Each entry below must be repeated word for word.

(Dataset entries)
____________________

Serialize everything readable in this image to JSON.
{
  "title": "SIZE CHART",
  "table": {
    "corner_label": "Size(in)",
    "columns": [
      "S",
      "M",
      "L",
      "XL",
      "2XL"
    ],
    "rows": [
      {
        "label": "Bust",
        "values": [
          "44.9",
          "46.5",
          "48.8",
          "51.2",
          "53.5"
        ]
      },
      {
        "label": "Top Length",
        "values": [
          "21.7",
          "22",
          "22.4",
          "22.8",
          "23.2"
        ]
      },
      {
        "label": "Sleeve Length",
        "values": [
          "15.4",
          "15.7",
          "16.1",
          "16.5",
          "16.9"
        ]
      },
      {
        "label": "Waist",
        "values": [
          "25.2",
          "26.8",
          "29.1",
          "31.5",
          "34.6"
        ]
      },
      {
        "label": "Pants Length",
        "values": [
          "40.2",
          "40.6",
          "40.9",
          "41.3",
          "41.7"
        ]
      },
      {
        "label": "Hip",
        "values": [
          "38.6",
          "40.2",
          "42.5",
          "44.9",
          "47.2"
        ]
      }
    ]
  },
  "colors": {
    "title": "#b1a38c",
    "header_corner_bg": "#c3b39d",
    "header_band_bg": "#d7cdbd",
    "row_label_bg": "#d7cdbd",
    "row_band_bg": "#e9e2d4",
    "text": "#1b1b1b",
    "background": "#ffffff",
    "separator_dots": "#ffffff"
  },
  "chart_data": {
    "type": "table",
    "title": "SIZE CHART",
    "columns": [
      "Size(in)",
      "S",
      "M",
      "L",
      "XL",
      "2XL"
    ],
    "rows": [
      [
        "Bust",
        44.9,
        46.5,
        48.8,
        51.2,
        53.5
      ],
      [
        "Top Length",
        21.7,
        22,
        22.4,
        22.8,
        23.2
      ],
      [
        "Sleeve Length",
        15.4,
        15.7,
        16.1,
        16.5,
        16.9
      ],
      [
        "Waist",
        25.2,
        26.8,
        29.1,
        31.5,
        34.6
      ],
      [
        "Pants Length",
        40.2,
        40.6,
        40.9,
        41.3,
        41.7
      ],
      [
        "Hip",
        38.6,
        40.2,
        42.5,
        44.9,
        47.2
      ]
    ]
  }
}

____________________

*Task response*:
Serialize everything readable in this image to JSON.
{
  "title": "SIZE CHART",
  "table": {
    "corner_label": "Size(in)",
    "columns": [
      "S",
      "M",
      "L",
      "XL",
      "2XL"
    ],
    "rows": [
      {
        "label": "Bust",
        "values": [
          "44.9",
          "46.5",
          "48.8",
          "51.2",
          "53.5"
        ]
      },
      {
        "label": "Top Length",
        "values": [
          "21.7",
          "22",
          "22.4",
          "22.8",
          "23.2"
        ]
      },
      {
        "label": "Sleeve Length",
        "values": [
          "15.4",
          "15.7",
          "16.1",
          "16.5",
          "16.9"
        ]
      },
      {
        "label": "Waist",
        "values": [
          "25.2",
          "26.8",
          "29.1",
          "31.5",
          "34.6"
        ]
      },
      {
        "label": "Pants Length",
        "values": [
          "40.2",
          "40.6",
          "40.9",
          "41.3",
          "41.7"
        ]
      },
      {
        "label": "Hip",
        "values": [
          "38.6",
          "40.2",
          "42.5",
          "44.9",
          "47.2"
        ]
      }
    ]
  },
  "colors": {
    "title": "#b1a38c",
    "header_corner_bg": "#c3b39d",
    "header_band_bg": "#d7cdbd",
    "row_label_bg": "#d7cdbd",
    "row_band_bg": "#e9e2d4",
    "text": "#1b1b1b",
    "background": "#ffffff",
    "separator_dots": "#ffffff"
  },
  "chart_data": {
    "type": "table",
    "title": "SIZE CHART",
    "columns": [
      "Size(in)",
      "S",
      "M",
      "L",
      "XL",
      "2XL"
    ],
    "rows": [
      [
        "Bust",
        44.9,
        46.5,
        48.8,
        51.2,
        53.5
      ],
      [
        "Top Length",
        21.7,
        22,
        22.4,
        22.8,
        23.2
      ],
      [
        "Sleeve Length",
        15.4,
        15.7,
        16.1,
        16.5,
        16.9
      ],
      [
        "Waist",
        25.2,
        26.8,
        29.1,
        31.5,
        34.6
      ],
      [
        "Pants Length",
        40.2,
        40.6,
        40.9,
        41.3,
        41.7
      ],
      [
        "Hip",
        38.6,
        40.2,
        42.5,
        44.9,
        47.2
      ]
    ]
  }
}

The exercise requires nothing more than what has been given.